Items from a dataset

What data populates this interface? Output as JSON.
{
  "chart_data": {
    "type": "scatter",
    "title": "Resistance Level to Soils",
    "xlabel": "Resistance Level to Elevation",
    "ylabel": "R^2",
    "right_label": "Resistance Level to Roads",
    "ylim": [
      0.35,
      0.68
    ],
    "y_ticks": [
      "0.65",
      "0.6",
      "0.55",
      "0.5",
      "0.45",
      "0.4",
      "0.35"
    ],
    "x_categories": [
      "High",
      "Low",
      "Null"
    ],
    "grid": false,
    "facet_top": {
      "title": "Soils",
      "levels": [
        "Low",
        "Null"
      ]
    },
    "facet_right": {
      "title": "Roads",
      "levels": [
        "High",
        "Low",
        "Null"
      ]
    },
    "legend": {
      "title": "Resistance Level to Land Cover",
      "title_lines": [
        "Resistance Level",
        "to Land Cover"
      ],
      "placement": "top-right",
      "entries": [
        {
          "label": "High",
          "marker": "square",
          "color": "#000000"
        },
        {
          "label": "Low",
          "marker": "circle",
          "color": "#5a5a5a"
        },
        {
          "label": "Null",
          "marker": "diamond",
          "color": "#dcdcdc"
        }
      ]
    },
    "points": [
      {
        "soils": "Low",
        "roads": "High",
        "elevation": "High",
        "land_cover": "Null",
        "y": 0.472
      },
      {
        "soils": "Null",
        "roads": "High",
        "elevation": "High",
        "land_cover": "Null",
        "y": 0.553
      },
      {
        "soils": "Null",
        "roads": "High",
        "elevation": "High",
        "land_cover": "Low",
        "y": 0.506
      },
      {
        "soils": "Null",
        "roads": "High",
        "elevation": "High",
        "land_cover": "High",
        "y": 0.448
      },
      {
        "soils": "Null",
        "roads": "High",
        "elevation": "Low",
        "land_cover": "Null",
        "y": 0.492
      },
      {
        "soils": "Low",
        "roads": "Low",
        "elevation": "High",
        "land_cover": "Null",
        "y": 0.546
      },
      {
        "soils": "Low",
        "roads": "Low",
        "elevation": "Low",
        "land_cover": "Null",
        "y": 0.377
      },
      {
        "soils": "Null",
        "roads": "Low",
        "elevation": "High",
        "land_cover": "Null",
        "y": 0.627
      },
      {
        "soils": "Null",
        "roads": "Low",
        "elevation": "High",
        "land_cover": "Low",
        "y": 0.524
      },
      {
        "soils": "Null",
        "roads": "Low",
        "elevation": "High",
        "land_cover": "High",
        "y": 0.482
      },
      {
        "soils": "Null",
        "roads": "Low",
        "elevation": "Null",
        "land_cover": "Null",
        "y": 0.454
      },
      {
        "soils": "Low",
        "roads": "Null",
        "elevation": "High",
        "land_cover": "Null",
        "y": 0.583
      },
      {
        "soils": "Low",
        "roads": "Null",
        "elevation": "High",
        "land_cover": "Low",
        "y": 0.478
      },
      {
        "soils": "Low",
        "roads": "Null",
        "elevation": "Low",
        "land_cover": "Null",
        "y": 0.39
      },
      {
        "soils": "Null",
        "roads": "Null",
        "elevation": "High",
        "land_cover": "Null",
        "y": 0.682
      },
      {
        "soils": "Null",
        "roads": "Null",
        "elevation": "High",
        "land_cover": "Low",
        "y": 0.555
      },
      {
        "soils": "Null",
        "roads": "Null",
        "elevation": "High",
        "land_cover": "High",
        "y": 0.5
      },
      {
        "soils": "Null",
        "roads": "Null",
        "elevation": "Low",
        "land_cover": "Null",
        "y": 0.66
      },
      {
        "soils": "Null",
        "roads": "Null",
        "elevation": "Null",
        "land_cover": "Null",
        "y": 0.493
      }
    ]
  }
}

■ WHAT YOU SHOULD DO: From the listing above, reproduce all the lines exactly.

■ EXPECTED ANSWER:
What data populates this interface? Output as JSON.
{
  "chart_data": {
    "type": "scatter",
    "title": "Resistance Level to Soils",
    "xlabel": "Resistance Level to Elevation",
    "ylabel": "R^2",
    "right_label": "Resistance Level to Roads",
    "ylim": [
      0.35,
      0.68
    ],
    "y_ticks": [
      "0.65",
      "0.6",
      "0.55",
      "0.5",
      "0.45",
      "0.4",
      "0.35"
    ],
    "x_categories": [
      "High",
      "Low",
      "Null"
    ],
    "grid": false,
    "facet_top": {
      "title": "Soils",
      "levels": [
        "Low",
        "Null"
      ]
    },
    "facet_right": {
      "title": "Roads",
      "levels": [
        "High",
        "Low",
        "Null"
      ]
    },
    "legend": {
      "title": "Resistance Level to Land Cover",
      "title_lines": [
        "Resistance Level",
        "to Land Cover"
      ],
      "placement": "top-right",
      "entries": [
        {
          "label": "High",
          "marker": "square",
          "color": "#000000"
        },
        {
          "label": "Low",
          "marker": "circle",
          "color": "#5a5a5a"
        },
        {
          "label": "Null",
          "marker": "diamond",
          "color": "#dcdcdc"
        }
      ]
    },
    "points": [
      {
        "soils": "Low",
        "roads": "High",
        "elevation": "High",
        "land_cover": "Null",
        "y": 0.472
      },
      {
        "soils": "Null",
        "roads": "High",
        "elevation": "High",
        "land_cover": "Null",
        "y": 0.553
      },
      {
        "soils": "Null",
        "roads": "High",
        "elevation": "High",
        "land_cover": "Low",
        "y": 0.506
      },
      {
        "soils": "Null",
        "roads": "High",
        "elevation": "High",
        "land_cover": "High",
        "y": 0.448
      },
      {
        "soils": "Null",
        "roads": "High",
        "elevation": "Low",
        "land_cover": "Null",
        "y": 0.492
      },
      {
        "soils": "Low",
        "roads": "Low",
        "elevation": "High",
        "land_cover": "Null",
        "y": 0.546
      },
      {
        "soils": "Low",
        "roads": "Low",
        "elevation": "Low",
        "land_cover": "Null",
        "y": 0.377
      },
      {
        "soils": "Null",
        "roads": "Low",
        "elevation": "High",
        "land_cover": "Null",
        "y": 0.627
      },
      {
        "soils": "Null",
        "roads": "Low",
        "elevation": "High",
        "land_cover": "Low",
        "y": 0.524
      },
      {
        "soils": "Null",
        "roads": "Low",
        "elevation": "High",
        "land_cover": "High",
        "y": 0.482
      },
      {
        "soils": "Null",
        "roads": "Low",
        "elevation": "Null",
        "land_cover": "Null",
        "y": 0.454
      },
      {
        "soils": "Low",
        "roads": "Null",
        "elevation": "High",
        "land_cover": "Null",
        "y": 0.583
      },
      {
        "soils": "Low",
        "roads": "Null",
        "elevation": "High",
        "land_cover": "Low",
        "y": 0.478
      },
      {
        "soils": "Low",
        "roads": "Null",
        "elevation": "Low",
        "land_cover": "Null",
        "y": 0.39
      },
      {
        "soils": "Null",
        "roads": "Null",
        "elevation": "High",
        "land_cover": "Null",
        "y": 0.682
      },
      {
        "soils": "Null",
        "roads": "Null",
        "elevation": "High",
        "land_cover": "Low",
        "y": 0.555
      },
      {
        "soils": "Null",
        "roads": "Null",
        "elevation": "High",
        "land_cover": "High",
        "y": 0.5
      },
      {
        "soils": "Null",
        "roads": "Null",
        "elevation": "Low",
        "land_cover": "Null",
        "y": 0.66
      },
      {
        "soils": "Null",
        "roads": "Null",
        "elevation": "Null",
        "land_cover": "Null",
        "y": 0.493
      }
    ]
  }
}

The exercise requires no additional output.